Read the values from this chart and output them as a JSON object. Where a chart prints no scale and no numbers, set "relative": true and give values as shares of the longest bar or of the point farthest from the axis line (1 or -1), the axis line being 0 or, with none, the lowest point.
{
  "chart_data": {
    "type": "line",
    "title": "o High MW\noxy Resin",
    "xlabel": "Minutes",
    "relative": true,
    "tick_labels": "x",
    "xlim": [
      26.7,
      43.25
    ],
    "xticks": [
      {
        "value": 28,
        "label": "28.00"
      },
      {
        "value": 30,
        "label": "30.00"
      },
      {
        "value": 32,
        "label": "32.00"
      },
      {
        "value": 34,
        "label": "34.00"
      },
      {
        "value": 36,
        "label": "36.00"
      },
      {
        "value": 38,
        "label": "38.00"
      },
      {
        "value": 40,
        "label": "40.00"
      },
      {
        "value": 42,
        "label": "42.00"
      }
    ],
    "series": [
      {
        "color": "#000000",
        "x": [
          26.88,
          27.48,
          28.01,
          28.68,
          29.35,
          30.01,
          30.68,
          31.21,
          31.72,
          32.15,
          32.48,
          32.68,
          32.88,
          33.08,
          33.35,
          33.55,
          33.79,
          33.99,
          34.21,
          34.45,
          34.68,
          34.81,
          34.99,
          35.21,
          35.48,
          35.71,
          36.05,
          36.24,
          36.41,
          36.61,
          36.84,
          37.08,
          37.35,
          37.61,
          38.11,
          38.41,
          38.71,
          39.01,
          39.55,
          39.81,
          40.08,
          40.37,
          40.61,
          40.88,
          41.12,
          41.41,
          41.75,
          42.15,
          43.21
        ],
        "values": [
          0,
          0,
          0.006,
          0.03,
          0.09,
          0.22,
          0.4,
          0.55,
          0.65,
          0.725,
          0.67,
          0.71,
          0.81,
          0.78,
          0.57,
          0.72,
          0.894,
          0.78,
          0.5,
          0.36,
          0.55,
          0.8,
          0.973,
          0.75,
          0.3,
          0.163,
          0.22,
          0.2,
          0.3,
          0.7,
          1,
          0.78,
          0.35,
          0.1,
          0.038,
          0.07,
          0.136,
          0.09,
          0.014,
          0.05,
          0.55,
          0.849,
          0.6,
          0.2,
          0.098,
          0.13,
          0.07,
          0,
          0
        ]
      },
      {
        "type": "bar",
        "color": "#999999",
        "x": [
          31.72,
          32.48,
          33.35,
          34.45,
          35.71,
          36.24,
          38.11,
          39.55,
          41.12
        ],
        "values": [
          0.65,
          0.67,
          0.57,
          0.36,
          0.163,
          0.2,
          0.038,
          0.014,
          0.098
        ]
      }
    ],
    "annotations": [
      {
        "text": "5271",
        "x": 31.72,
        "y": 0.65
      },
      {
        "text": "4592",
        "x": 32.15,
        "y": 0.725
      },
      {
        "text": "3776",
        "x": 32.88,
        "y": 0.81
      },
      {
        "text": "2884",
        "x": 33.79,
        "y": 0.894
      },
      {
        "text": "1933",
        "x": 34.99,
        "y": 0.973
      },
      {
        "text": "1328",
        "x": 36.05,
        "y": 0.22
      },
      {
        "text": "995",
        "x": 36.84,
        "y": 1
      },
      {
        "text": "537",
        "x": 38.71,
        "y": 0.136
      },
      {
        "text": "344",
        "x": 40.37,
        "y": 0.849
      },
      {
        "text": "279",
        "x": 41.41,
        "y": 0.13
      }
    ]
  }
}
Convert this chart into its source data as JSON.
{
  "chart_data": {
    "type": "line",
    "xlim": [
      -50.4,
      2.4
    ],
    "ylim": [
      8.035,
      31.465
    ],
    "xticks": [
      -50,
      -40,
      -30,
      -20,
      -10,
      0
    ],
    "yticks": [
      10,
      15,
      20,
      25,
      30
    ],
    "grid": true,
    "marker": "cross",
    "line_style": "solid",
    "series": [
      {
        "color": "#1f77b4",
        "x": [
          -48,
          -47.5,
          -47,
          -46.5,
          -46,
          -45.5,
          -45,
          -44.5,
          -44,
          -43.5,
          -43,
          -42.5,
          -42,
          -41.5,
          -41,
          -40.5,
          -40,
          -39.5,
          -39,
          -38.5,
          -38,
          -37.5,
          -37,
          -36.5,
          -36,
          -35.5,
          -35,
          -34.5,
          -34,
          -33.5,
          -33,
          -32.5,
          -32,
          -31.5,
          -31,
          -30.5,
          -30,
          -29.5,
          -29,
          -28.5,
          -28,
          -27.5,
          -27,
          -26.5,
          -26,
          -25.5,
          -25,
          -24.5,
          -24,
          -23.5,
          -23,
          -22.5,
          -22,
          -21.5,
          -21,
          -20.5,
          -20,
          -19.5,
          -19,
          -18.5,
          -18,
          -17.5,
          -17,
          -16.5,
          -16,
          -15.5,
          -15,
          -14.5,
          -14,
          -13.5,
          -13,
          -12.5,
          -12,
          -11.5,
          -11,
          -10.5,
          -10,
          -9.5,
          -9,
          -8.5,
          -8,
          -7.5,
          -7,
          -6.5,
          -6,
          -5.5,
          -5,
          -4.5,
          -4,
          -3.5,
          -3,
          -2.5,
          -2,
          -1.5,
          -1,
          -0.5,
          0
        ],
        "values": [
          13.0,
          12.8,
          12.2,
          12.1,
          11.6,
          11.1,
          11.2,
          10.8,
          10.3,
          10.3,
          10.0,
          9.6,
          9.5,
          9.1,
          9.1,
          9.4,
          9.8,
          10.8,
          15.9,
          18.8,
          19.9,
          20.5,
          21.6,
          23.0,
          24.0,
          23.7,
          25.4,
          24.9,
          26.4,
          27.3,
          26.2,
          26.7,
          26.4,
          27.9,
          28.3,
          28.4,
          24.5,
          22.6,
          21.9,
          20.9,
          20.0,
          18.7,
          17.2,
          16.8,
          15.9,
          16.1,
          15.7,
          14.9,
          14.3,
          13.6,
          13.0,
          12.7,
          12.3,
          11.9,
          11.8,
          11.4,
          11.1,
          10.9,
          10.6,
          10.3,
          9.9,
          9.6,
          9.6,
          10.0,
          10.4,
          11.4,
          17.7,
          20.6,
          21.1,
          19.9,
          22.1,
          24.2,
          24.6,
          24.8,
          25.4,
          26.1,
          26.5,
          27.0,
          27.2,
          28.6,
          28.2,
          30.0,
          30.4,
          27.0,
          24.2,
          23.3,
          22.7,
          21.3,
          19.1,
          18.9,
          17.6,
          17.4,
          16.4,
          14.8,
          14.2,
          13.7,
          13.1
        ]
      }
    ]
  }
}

------------------------------------------------------------

- WHAT THE EXERCISE ASKS: Retype the listing above in full, with no alterations.

- SOLVED PROBLEM:
Read the values from this chart and output them as a JSON object. Where a chart prints no scale and no numbers, set "relative": true and give values as shares of the longest bar or of the point farthest from the axis line (1 or -1), the axis line being 0 or, with none, the lowest point.
{
  "chart_data": {
    "type": "line",
    "title": "o High MW\noxy Resin",
    "xlabel": "Minutes",
    "relative": true,
    "tick_labels": "x",
    "xlim": [
      26.7,
      43.25
    ],
    "xticks": [
      {
        "value": 28,
        "label": "28.00"
      },
      {
        "value": 30,
        "label": "30.00"
      },
      {
        "value": 32,
        "label": "32.00"
      },
      {
        "value": 34,
        "label": "34.00"
      },
      {
        "value": 36,
        "label": "36.00"
      },
      {
        "value": 38,
        "label": "38.00"
      },
      {
        "value": 40,
        "label": "40.00"
      },
      {
        "value": 42,
        "label": "42.00"
      }
    ],
    "series": [
      {
        "color": "#000000",
        "x": [
          26.88,
          27.48,
          28.01,
          28.68,
          29.35,
          30.01,
          30.68,
          31.21,
          31.72,
          32.15,
          32.48,
          32.68,
          32.88,
          33.08,
          33.35,
          33.55,
          33.79,
          33.99,
          34.21,
          34.45,
          34.68,
          34.81,
          34.99,
          35.21,
          35.48,
          35.71,
          36.05,
          36.24,
          36.41,
          36.61,
          36.84,
          37.08,
          37.35,
          37.61,
          38.11,
          38.41,
          38.71,
          39.01,
          39.55,
          39.81,
          40.08,
          40.37,
          40.61,
          40.88,
          41.12,
          41.41,
          41.75,
          42.15,
          43.21
        ],
        "values": [
          0,
          0,
          0.006,
          0.03,
          0.09,
          0.22,
          0.4,
          0.55,
          0.65,
          0.725,
          0.67,
          0.71,
          0.81,
          0.78,
          0.57,
          0.72,
          0.894,
          0.78,
          0.5,
          0.36,
          0.55,
          0.8,
          0.973,
          0.75,
          0.3,
          0.163,
          0.22,
          0.2,
          0.3,
          0.7,
          1,
          0.78,
          0.35,
          0.1,
          0.038,
          0.07,
          0.136,
          0.09,
          0.014,
          0.05,
          0.55,
          0.849,
          0.6,
          0.2,
          0.098,
          0.13,
          0.07,
          0,
          0
        ]
      },
      {
        "type": "bar",
        "color": "#999999",
        "x": [
          31.72,
          32.48,
          33.35,
          34.45,
          35.71,
          36.24,
          38.11,
          39.55,
          41.12
        ],
        "values": [
          0.65,
          0.67,
          0.57,
          0.36,
          0.163,
          0.2,
          0.038,
          0.014,
          0.098
        ]
      }
    ],
    "annotations": [
      {
        "text": "5271",
        "x": 31.72,
        "y": 0.65
      },
      {
        "text": "4592",
        "x": 32.15,
        "y": 0.725
      },
      {
        "text": "3776",
        "x": 32.88,
        "y": 0.81
      },
      {
        "text": "2884",
        "x": 33.79,
        "y": 0.894
      },
      {
        "text": "1933",
        "x": 34.99,
        "y": 0.973
      },
      {
        "text": "1328",
        "x": 36.05,
        "y": 0.22
      },
      {
        "text": "995",
        "x": 36.84,
        "y": 1
      },
      {
        "text": "537",
        "x": 38.71,
        "y": 0.136
      },
      {
        "text": "344",
        "x": 40.37,
        "y": 0.849
      },
      {
        "text": "279",
        "x": 41.41,
        "y": 0.13
      }
    ]
  }
}
Convert this chart into its source data as JSON.
{
  "chart_data": {
    "type": "line",
    "xlim": [
      -50.4,
      2.4
    ],
    "ylim": [
      8.035,
      31.465
    ],
    "xticks": [
      -50,
      -40,
      -30,
      -20,
      -10,
      0
    ],
    "yticks": [
      10,
      15,
      20,
      25,
      30
    ],
    "grid": true,
    "marker": "cross",
    "line_style": "solid",
    "series": [
      {
        "color": "#1f77b4",
        "x": [
          -48,
          -47.5,
          -47,
          -46.5,
          -46,
          -45.5,
          -45,
          -44.5,
          -44,
          -43.5,
          -43,
          -42.5,
          -42,
          -41.5,
          -41,
          -40.5,
          -40,
          -39.5,
          -39,
          -38.5,
          -38,
          -37.5,
          -37,
          -36.5,
          -36,
          -35.5,
          -35,
          -34.5,
          -34,
          -33.5,
          -33,
          -32.5,
          -32,
          -31.5,
          -31,
          -30.5,
          -30,
          -29.5,
          -29,
          -28.5,
          -28,
          -27.5,
          -27,
          -26.5,
          -26,
          -25.5,
          -25,
          -24.5,
          -24,
          -23.5,
          -23,
          -22.5,
          -22,
          -21.5,
          -21,
          -20.5,
          -20,
          -19.5,
          -19,
          -18.5,
          -18,
          -17.5,
          -17,
          -16.5,
          -16,
          -15.5,
          -15,
          -14.5,
          -14,
          -13.5,
          -13,
          -12.5,
          -12,
          -11.5,
          -11,
          -10.5,
          -10,
          -9.5,
          -9,
          -8.5,
          -8,
          -7.5,
          -7,
          -6.5,
          -6,
          -5.5,
          -5,
          -4.5,
          -4,
          -3.5,
          -3,
          -2.5,
          -2,
          -1.5,
          -1,
          -0.5,
          0
        ],
        "values": [
          13.0,
          12.8,
          12.2,
          12.1,
          11.6,
          11.1,
          11.2,
          10.8,
          10.3,
          10.3,
          10.0,
          9.6,
          9.5,
          9.1,
          9.1,
          9.4,
          9.8,
          10.8,
          15.9,
          18.8,
          19.9,
          20.5,
          21.6,
          23.0,
          24.0,
          23.7,
          25.4,
          24.9,
          26.4,
          27.3,
          26.2,
          26.7,
          26.4,
          27.9,
          28.3,
          28.4,
          24.5,
          22.6,
          21.9,
          20.9,
          20.0,
          18.7,
          17.2,
          16.8,
          15.9,
          16.1,
          15.7,
          14.9,
          14.3,
          13.6,
          13.0,
          12.7,
          12.3,
          11.9,
          11.8,
          11.4,
          11.1,
          10.9,
          10.6,
          10.3,
          9.9,
          9.6,
          9.6,
          10.0,
          10.4,
          11.4,
          17.7,
          20.6,
          21.1,
          19.9,
          22.1,
          24.2,
          24.6,
          24.8,
          25.4,
          26.1,
          26.5,
          27.0,
          27.2,
          28.6,
          28.2,
          30.0,
          30.4,
          27.0,
          24.2,
          23.3,
          22.7,
          21.3,
          19.1,
          18.9,
          17.6,
          17.4,
          16.4,
          14.8,
          14.2,
          13.7,
          13.1
        ]
      }
    ]
  }
}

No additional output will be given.